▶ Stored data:
+ + + + + + +
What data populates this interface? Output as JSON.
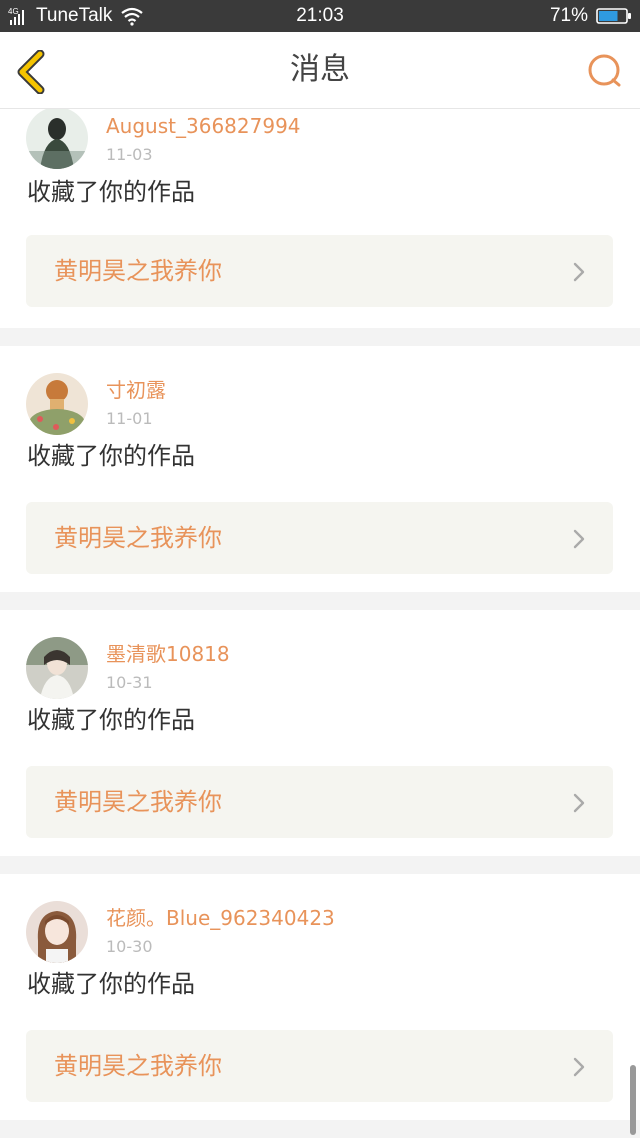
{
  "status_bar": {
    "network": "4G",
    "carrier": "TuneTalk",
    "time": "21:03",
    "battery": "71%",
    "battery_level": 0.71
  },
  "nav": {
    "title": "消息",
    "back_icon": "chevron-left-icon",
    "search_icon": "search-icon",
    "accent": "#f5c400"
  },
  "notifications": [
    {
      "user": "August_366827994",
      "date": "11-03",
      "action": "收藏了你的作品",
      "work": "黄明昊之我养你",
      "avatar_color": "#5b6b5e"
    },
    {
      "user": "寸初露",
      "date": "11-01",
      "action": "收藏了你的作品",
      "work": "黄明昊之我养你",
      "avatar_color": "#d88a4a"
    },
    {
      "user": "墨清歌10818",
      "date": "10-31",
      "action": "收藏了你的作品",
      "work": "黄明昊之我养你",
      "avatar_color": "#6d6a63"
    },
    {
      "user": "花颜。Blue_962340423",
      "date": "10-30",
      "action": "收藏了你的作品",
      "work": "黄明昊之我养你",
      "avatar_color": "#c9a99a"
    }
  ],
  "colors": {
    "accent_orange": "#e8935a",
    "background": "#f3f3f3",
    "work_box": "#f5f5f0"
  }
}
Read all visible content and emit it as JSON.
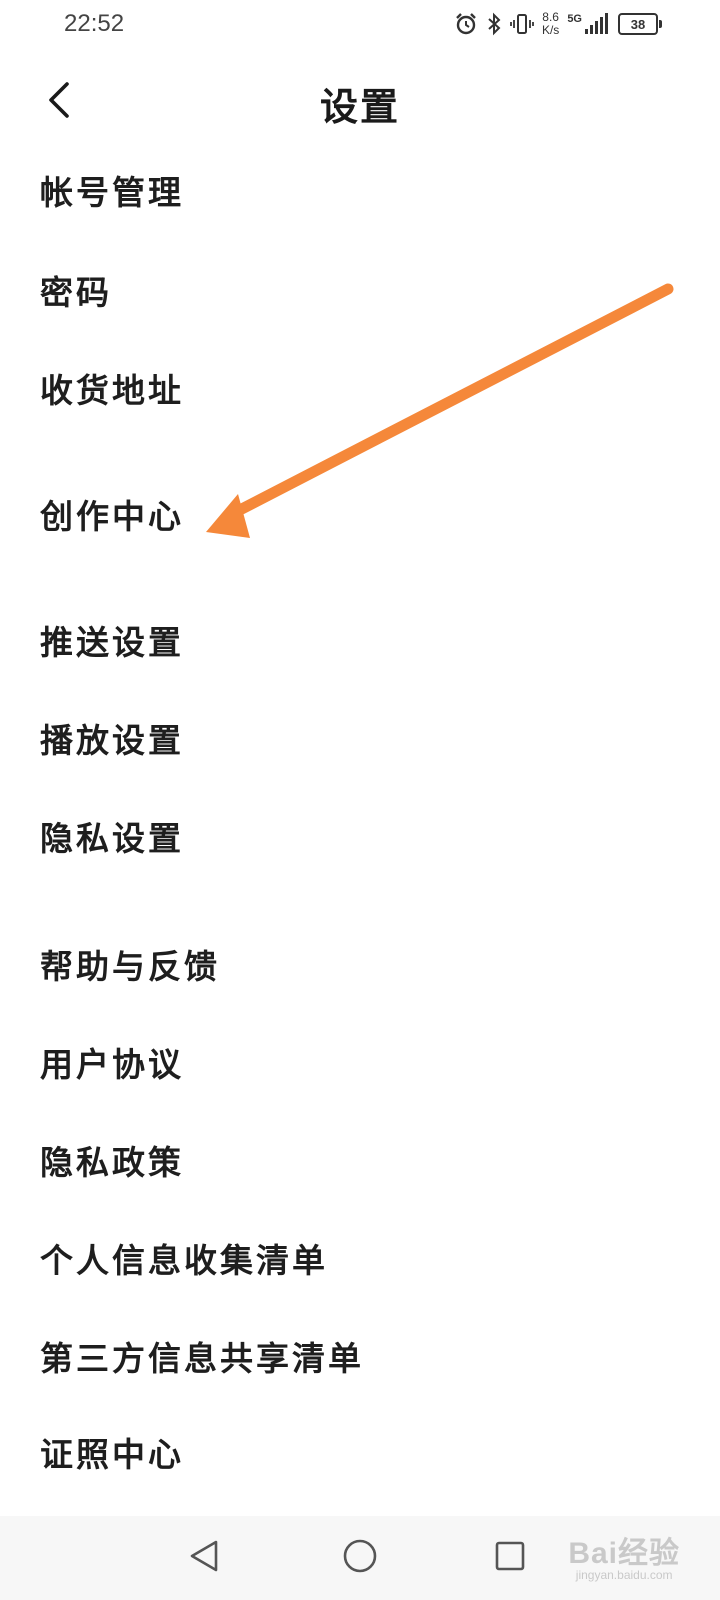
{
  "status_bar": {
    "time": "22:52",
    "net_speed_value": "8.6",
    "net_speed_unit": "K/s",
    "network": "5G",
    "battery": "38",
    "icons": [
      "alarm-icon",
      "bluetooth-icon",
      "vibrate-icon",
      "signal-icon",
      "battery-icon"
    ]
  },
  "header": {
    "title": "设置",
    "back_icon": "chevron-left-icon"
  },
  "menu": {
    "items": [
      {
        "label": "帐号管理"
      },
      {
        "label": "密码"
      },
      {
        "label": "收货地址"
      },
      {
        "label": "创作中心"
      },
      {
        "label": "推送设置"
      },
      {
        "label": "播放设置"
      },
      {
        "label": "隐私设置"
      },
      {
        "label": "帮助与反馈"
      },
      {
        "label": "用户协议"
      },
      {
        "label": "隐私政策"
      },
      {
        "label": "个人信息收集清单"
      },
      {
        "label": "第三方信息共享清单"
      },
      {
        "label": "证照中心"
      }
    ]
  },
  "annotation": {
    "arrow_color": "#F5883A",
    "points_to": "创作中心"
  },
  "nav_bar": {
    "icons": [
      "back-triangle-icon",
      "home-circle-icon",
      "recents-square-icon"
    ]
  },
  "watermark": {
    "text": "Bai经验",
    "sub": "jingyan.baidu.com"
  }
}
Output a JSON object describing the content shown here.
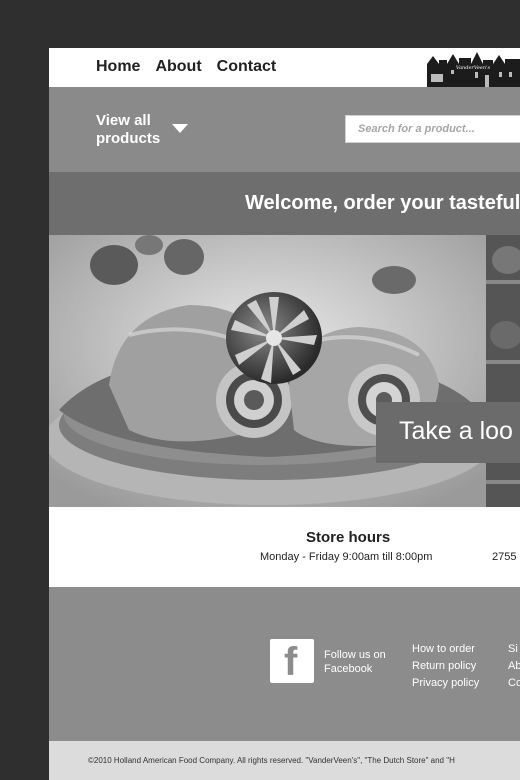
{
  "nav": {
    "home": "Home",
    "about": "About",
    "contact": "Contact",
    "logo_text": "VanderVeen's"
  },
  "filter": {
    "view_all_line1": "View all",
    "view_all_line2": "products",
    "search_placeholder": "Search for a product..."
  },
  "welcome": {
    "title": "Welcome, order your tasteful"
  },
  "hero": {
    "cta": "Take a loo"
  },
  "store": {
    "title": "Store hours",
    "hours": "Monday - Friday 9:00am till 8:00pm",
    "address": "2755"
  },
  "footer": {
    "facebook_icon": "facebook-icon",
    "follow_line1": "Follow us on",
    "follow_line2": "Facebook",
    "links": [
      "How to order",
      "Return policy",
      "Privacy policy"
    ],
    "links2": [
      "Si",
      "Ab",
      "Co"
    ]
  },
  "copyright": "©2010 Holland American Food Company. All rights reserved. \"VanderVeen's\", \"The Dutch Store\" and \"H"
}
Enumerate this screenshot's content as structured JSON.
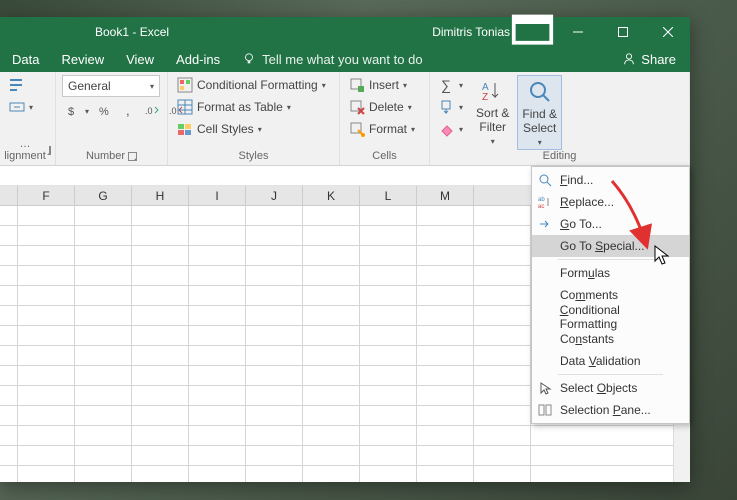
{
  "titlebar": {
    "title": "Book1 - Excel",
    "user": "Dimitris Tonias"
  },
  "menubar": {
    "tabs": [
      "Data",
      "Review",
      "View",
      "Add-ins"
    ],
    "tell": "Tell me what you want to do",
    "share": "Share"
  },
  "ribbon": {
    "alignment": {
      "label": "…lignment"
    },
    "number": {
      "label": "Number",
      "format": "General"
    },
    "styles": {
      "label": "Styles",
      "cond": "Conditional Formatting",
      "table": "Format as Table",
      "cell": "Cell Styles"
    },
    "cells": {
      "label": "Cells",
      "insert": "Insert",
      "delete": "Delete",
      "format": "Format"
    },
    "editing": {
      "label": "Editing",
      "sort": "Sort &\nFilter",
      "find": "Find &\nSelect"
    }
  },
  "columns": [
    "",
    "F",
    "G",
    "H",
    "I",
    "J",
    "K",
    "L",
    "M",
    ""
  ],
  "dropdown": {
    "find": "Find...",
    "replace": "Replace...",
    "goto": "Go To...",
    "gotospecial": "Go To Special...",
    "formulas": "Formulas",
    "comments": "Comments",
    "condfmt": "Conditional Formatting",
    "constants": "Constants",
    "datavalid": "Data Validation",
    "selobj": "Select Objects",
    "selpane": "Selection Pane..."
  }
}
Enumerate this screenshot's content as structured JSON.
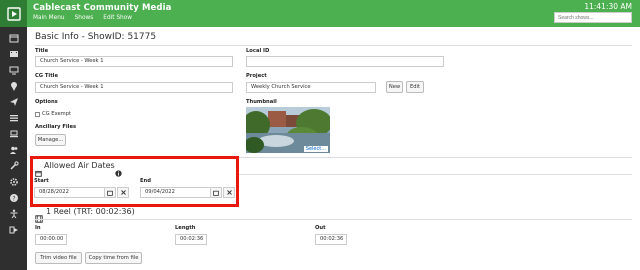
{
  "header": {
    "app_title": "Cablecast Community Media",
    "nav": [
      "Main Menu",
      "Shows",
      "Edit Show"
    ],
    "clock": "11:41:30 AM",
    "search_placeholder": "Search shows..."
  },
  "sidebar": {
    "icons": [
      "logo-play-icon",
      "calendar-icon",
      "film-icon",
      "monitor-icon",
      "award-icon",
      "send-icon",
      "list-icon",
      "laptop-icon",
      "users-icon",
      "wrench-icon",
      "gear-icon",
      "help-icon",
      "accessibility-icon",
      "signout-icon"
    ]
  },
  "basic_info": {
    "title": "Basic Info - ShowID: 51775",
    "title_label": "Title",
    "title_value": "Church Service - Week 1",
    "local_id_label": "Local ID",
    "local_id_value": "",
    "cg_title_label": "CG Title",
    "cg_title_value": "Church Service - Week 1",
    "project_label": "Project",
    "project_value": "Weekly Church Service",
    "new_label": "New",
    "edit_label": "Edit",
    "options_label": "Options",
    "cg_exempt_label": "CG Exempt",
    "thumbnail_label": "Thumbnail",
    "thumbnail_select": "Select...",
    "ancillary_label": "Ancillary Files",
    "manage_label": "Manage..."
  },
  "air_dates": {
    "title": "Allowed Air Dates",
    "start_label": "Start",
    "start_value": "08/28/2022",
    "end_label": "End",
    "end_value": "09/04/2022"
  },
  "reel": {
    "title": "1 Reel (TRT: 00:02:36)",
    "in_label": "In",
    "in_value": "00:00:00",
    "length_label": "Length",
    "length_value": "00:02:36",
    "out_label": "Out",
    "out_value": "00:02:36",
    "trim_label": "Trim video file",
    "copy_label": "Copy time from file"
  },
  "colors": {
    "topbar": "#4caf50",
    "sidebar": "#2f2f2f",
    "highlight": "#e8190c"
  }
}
+ + + + + + +
▶ PROBLEM TO WORK ON: Where a line above contains the string "Output", copy that line.

▶ COMPLETE RESPONSE:
What data populates this interface? Output as JSON.
Output a JSON object describing the content shown here.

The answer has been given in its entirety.